**GOAL OF THE EXERCISE**
Reproduce the listing below exactly. Pictures do not belong in the copy.

**DATASET**
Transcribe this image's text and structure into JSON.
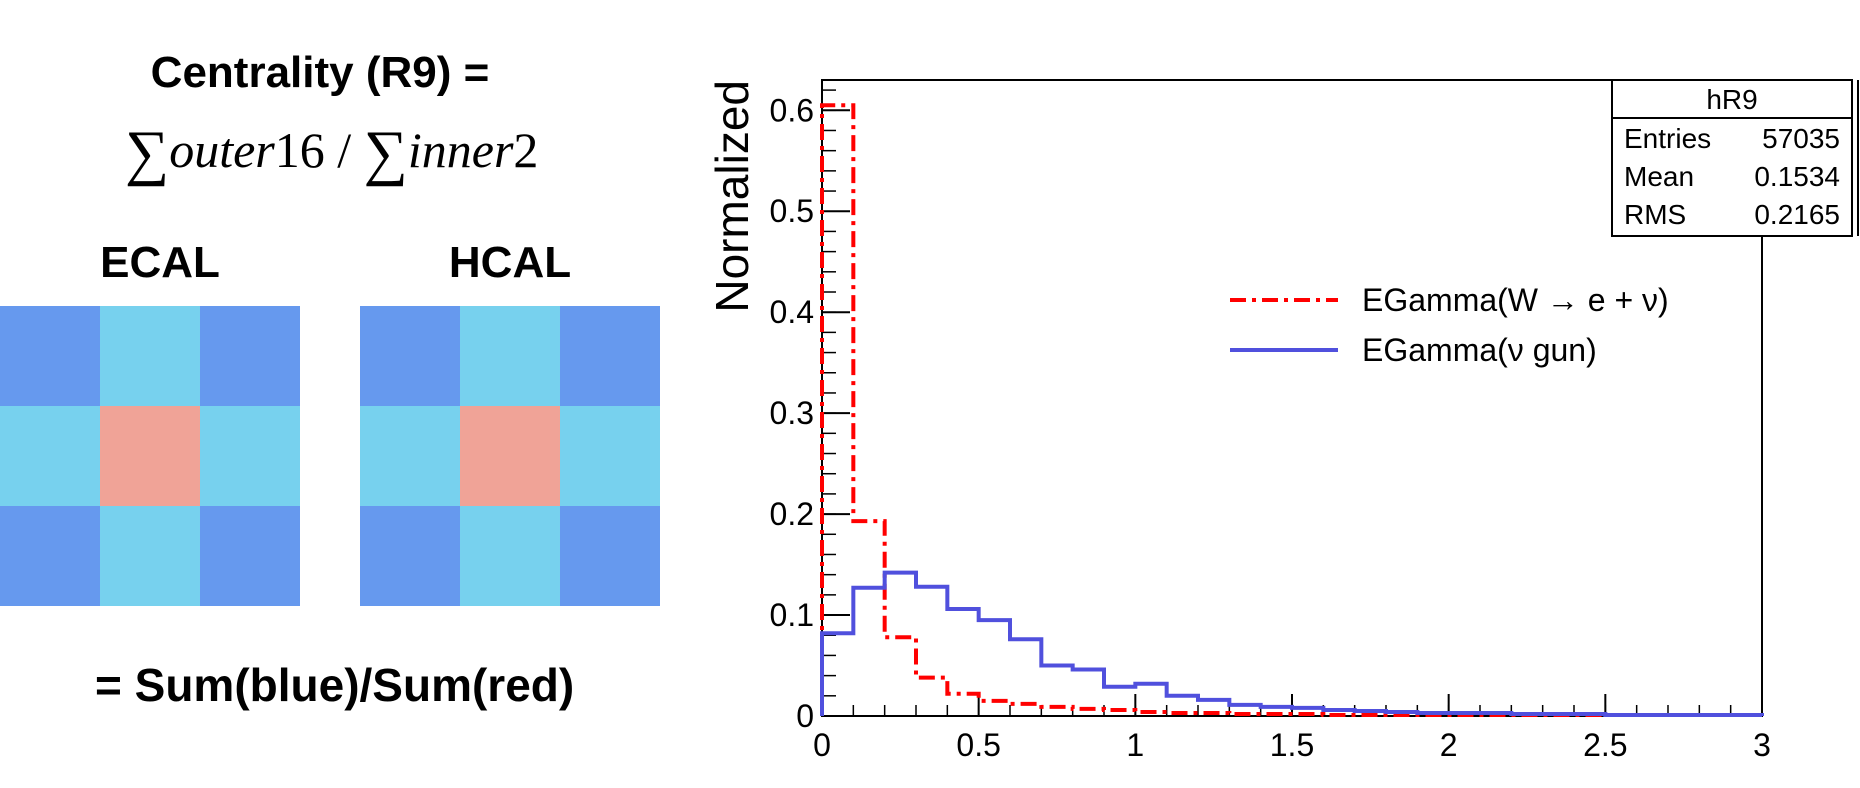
{
  "left_panel": {
    "title": "Centrality (R9) =",
    "formula": {
      "sigma": "∑",
      "outer_word": "outer",
      "outer_num": "16",
      "slash": "/",
      "inner_word": "inner",
      "inner_num": "2"
    },
    "ecal_label": "ECAL",
    "hcal_label": "HCAL",
    "bottom_equation": "= Sum(blue)/Sum(red)",
    "cell_roles": [
      "corner",
      "edge",
      "corner",
      "edge",
      "center",
      "edge",
      "corner",
      "edge",
      "corner"
    ],
    "colors": {
      "corner": "#6699ee",
      "edge": "#77d1ee",
      "center": "#f0a397"
    }
  },
  "chart_data": {
    "type": "histogram",
    "xlabel": "",
    "ylabel": "Normalized",
    "xlim": [
      0,
      3
    ],
    "ylim": [
      0,
      0.63
    ],
    "x_ticks": [
      {
        "value": 0,
        "label": "0"
      },
      {
        "value": 0.5,
        "label": "0.5"
      },
      {
        "value": 1,
        "label": "1"
      },
      {
        "value": 1.5,
        "label": "1.5"
      },
      {
        "value": 2,
        "label": "2"
      },
      {
        "value": 2.5,
        "label": "2.5"
      },
      {
        "value": 3,
        "label": "3"
      }
    ],
    "y_ticks": [
      {
        "value": 0,
        "label": "0"
      },
      {
        "value": 0.1,
        "label": "0.1"
      },
      {
        "value": 0.2,
        "label": "0.2"
      },
      {
        "value": 0.3,
        "label": "0.3"
      },
      {
        "value": 0.4,
        "label": "0.4"
      },
      {
        "value": 0.5,
        "label": "0.5"
      },
      {
        "value": 0.6,
        "label": "0.6"
      }
    ],
    "bin_width": 0.1,
    "series": [
      {
        "name": "EGamma(W → e + ν)",
        "legend_label": "EGamma(W → e + ν)",
        "color": "#ff0000",
        "dash": "dashdot",
        "values": [
          0.605,
          0.193,
          0.078,
          0.038,
          0.022,
          0.015,
          0.012,
          0.009,
          0.007,
          0.006,
          0.004,
          0.003,
          0.003,
          0.002,
          0.002,
          0.002,
          0.001,
          0.001,
          0.001,
          0.001,
          0.001,
          0.001,
          0.001,
          0.001,
          0.001,
          0.001,
          0.001,
          0.001,
          0.001,
          0.001
        ]
      },
      {
        "name": "EGamma(ν gun)",
        "legend_label": "EGamma(ν gun)",
        "color": "#5050dd",
        "dash": "solid",
        "values": [
          0.082,
          0.127,
          0.142,
          0.128,
          0.106,
          0.095,
          0.076,
          0.05,
          0.046,
          0.029,
          0.032,
          0.02,
          0.016,
          0.011,
          0.009,
          0.008,
          0.006,
          0.005,
          0.004,
          0.003,
          0.003,
          0.003,
          0.002,
          0.002,
          0.002,
          0.001,
          0.001,
          0.001,
          0.001,
          0.001
        ]
      }
    ],
    "stats_box": {
      "title": "hR9",
      "rows": [
        {
          "label": "Entries",
          "value": "57035"
        },
        {
          "label": "Mean",
          "value": "0.1534"
        },
        {
          "label": "RMS",
          "value": "0.2165"
        }
      ]
    },
    "legend_position": "right"
  }
}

**SOLUTION**
Transcribe this image's text and structure into JSON.
{
  "left_panel": {
    "title": "Centrality (R9) =",
    "formula": {
      "sigma": "∑",
      "outer_word": "outer",
      "outer_num": "16",
      "slash": "/",
      "inner_word": "inner",
      "inner_num": "2"
    },
    "ecal_label": "ECAL",
    "hcal_label": "HCAL",
    "bottom_equation": "= Sum(blue)/Sum(red)",
    "cell_roles": [
      "corner",
      "edge",
      "corner",
      "edge",
      "center",
      "edge",
      "corner",
      "edge",
      "corner"
    ],
    "colors": {
      "corner": "#6699ee",
      "edge": "#77d1ee",
      "center": "#f0a397"
    }
  },
  "chart_data": {
    "type": "histogram",
    "xlabel": "",
    "ylabel": "Normalized",
    "xlim": [
      0,
      3
    ],
    "ylim": [
      0,
      0.63
    ],
    "x_ticks": [
      {
        "value": 0,
        "label": "0"
      },
      {
        "value": 0.5,
        "label": "0.5"
      },
      {
        "value": 1,
        "label": "1"
      },
      {
        "value": 1.5,
        "label": "1.5"
      },
      {
        "value": 2,
        "label": "2"
      },
      {
        "value": 2.5,
        "label": "2.5"
      },
      {
        "value": 3,
        "label": "3"
      }
    ],
    "y_ticks": [
      {
        "value": 0,
        "label": "0"
      },
      {
        "value": 0.1,
        "label": "0.1"
      },
      {
        "value": 0.2,
        "label": "0.2"
      },
      {
        "value": 0.3,
        "label": "0.3"
      },
      {
        "value": 0.4,
        "label": "0.4"
      },
      {
        "value": 0.5,
        "label": "0.5"
      },
      {
        "value": 0.6,
        "label": "0.6"
      }
    ],
    "bin_width": 0.1,
    "series": [
      {
        "name": "EGamma(W → e + ν)",
        "legend_label": "EGamma(W → e + ν)",
        "color": "#ff0000",
        "dash": "dashdot",
        "values": [
          0.605,
          0.193,
          0.078,
          0.038,
          0.022,
          0.015,
          0.012,
          0.009,
          0.007,
          0.006,
          0.004,
          0.003,
          0.003,
          0.002,
          0.002,
          0.002,
          0.001,
          0.001,
          0.001,
          0.001,
          0.001,
          0.001,
          0.001,
          0.001,
          0.001,
          0.001,
          0.001,
          0.001,
          0.001,
          0.001
        ]
      },
      {
        "name": "EGamma(ν gun)",
        "legend_label": "EGamma(ν gun)",
        "color": "#5050dd",
        "dash": "solid",
        "values": [
          0.082,
          0.127,
          0.142,
          0.128,
          0.106,
          0.095,
          0.076,
          0.05,
          0.046,
          0.029,
          0.032,
          0.02,
          0.016,
          0.011,
          0.009,
          0.008,
          0.006,
          0.005,
          0.004,
          0.003,
          0.003,
          0.003,
          0.002,
          0.002,
          0.002,
          0.001,
          0.001,
          0.001,
          0.001,
          0.001
        ]
      }
    ],
    "stats_box": {
      "title": "hR9",
      "rows": [
        {
          "label": "Entries",
          "value": "57035"
        },
        {
          "label": "Mean",
          "value": "0.1534"
        },
        {
          "label": "RMS",
          "value": "0.2165"
        }
      ]
    },
    "legend_position": "right"
  }
}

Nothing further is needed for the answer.